**Challenge**
Go through the material and pull out every line with the string "your" in it.

[start Excerpted records]

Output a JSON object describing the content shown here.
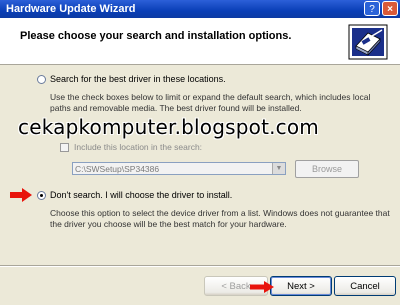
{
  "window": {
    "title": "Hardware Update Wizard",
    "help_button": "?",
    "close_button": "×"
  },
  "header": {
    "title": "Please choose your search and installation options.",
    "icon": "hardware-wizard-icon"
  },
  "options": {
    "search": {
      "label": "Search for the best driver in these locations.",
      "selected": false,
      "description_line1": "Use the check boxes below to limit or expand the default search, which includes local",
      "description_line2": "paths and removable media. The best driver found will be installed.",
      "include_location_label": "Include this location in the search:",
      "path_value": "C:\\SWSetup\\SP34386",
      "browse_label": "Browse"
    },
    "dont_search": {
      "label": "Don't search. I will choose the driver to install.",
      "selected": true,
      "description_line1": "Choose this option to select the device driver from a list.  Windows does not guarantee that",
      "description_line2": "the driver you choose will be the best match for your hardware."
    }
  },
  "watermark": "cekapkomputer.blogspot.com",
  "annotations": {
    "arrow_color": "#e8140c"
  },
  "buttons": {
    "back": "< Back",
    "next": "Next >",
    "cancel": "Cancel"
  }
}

[end Excerpted records]

**Exercise solution**
    "title": "Please choose your search and installation options.",
      "description_line2": "the driver you choose will be the best match for your hardware."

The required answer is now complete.